- **Data rows**
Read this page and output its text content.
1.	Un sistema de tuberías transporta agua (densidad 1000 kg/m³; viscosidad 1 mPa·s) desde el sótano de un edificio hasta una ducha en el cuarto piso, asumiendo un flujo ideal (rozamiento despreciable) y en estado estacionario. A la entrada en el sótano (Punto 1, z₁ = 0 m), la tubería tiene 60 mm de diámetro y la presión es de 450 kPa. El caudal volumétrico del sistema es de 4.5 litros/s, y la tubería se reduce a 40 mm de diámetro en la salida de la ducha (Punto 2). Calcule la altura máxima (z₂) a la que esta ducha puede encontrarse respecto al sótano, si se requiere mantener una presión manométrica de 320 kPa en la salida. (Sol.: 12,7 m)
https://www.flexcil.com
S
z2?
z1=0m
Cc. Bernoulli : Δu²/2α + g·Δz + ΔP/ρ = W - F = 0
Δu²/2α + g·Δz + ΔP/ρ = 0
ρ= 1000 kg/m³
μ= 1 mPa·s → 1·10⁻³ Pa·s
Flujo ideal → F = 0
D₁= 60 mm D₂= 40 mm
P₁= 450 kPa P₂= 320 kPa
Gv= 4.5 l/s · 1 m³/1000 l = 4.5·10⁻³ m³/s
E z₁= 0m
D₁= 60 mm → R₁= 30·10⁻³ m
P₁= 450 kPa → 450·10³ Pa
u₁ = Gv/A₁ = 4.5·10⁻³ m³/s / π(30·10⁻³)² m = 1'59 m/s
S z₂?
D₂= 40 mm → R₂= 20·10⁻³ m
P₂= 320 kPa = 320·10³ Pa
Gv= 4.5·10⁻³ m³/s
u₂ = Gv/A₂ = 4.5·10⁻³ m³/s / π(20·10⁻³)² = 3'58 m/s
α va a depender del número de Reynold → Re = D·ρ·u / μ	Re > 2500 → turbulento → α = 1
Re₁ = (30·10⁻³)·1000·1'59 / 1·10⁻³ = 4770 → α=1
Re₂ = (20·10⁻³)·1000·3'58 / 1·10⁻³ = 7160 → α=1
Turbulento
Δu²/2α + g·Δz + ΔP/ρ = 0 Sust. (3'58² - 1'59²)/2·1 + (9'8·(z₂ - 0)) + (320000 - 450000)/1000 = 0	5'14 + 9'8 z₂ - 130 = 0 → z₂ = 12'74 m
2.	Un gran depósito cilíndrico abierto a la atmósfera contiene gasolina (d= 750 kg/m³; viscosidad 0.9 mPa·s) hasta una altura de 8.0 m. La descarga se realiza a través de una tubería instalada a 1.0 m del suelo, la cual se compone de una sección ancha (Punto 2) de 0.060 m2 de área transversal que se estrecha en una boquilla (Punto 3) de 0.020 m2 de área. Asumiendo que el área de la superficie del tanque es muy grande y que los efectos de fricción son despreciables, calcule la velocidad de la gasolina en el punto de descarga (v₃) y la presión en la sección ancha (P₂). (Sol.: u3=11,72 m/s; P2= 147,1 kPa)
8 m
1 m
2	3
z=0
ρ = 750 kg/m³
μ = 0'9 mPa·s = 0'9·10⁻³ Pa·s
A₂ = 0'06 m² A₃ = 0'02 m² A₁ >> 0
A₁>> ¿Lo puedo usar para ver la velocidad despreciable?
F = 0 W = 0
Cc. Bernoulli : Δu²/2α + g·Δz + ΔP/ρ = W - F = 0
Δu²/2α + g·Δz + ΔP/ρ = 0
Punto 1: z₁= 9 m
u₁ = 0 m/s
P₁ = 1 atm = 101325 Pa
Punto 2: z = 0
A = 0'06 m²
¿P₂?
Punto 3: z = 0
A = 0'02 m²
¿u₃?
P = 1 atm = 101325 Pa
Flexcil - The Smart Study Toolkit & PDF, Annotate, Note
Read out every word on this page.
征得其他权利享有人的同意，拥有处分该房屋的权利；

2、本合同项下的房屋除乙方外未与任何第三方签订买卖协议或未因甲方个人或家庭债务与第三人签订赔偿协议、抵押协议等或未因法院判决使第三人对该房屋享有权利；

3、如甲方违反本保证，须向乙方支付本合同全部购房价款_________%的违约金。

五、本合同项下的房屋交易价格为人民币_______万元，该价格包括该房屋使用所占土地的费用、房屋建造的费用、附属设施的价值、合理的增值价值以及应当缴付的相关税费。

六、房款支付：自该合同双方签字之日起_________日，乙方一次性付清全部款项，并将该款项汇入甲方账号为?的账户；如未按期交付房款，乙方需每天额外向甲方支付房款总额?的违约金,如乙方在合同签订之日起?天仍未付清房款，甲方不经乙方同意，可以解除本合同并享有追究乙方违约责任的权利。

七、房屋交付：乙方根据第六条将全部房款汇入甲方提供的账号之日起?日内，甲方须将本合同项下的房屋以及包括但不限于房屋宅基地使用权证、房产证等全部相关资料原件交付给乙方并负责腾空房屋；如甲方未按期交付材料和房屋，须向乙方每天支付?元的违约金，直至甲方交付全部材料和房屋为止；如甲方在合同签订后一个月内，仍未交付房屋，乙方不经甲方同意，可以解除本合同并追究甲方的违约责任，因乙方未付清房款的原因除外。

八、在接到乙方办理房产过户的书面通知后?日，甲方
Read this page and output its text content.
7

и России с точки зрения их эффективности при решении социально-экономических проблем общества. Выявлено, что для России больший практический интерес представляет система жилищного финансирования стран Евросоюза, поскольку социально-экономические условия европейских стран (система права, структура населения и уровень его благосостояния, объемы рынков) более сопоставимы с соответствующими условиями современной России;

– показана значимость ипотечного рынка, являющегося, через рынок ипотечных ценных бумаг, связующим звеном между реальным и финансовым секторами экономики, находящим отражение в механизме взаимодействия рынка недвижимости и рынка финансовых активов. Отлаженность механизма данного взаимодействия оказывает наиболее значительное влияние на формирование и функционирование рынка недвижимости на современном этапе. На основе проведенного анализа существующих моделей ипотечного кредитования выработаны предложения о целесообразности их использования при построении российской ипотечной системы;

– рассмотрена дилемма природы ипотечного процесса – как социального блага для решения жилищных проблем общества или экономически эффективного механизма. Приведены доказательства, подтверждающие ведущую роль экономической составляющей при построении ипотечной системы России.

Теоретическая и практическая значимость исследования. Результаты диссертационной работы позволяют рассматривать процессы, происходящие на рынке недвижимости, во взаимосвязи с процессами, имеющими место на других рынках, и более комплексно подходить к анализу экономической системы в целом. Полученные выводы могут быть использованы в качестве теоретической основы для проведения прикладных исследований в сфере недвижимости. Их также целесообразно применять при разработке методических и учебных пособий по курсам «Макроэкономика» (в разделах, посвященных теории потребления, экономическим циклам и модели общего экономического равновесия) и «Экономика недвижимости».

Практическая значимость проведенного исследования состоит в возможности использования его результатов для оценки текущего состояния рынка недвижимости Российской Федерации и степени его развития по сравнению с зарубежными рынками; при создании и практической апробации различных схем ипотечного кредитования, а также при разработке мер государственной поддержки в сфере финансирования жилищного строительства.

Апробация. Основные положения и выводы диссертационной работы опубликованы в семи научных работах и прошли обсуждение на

- **Problem statement**
Tell how many lines of the records above hold the string "также". Give no other text.

- **Output of the task**
2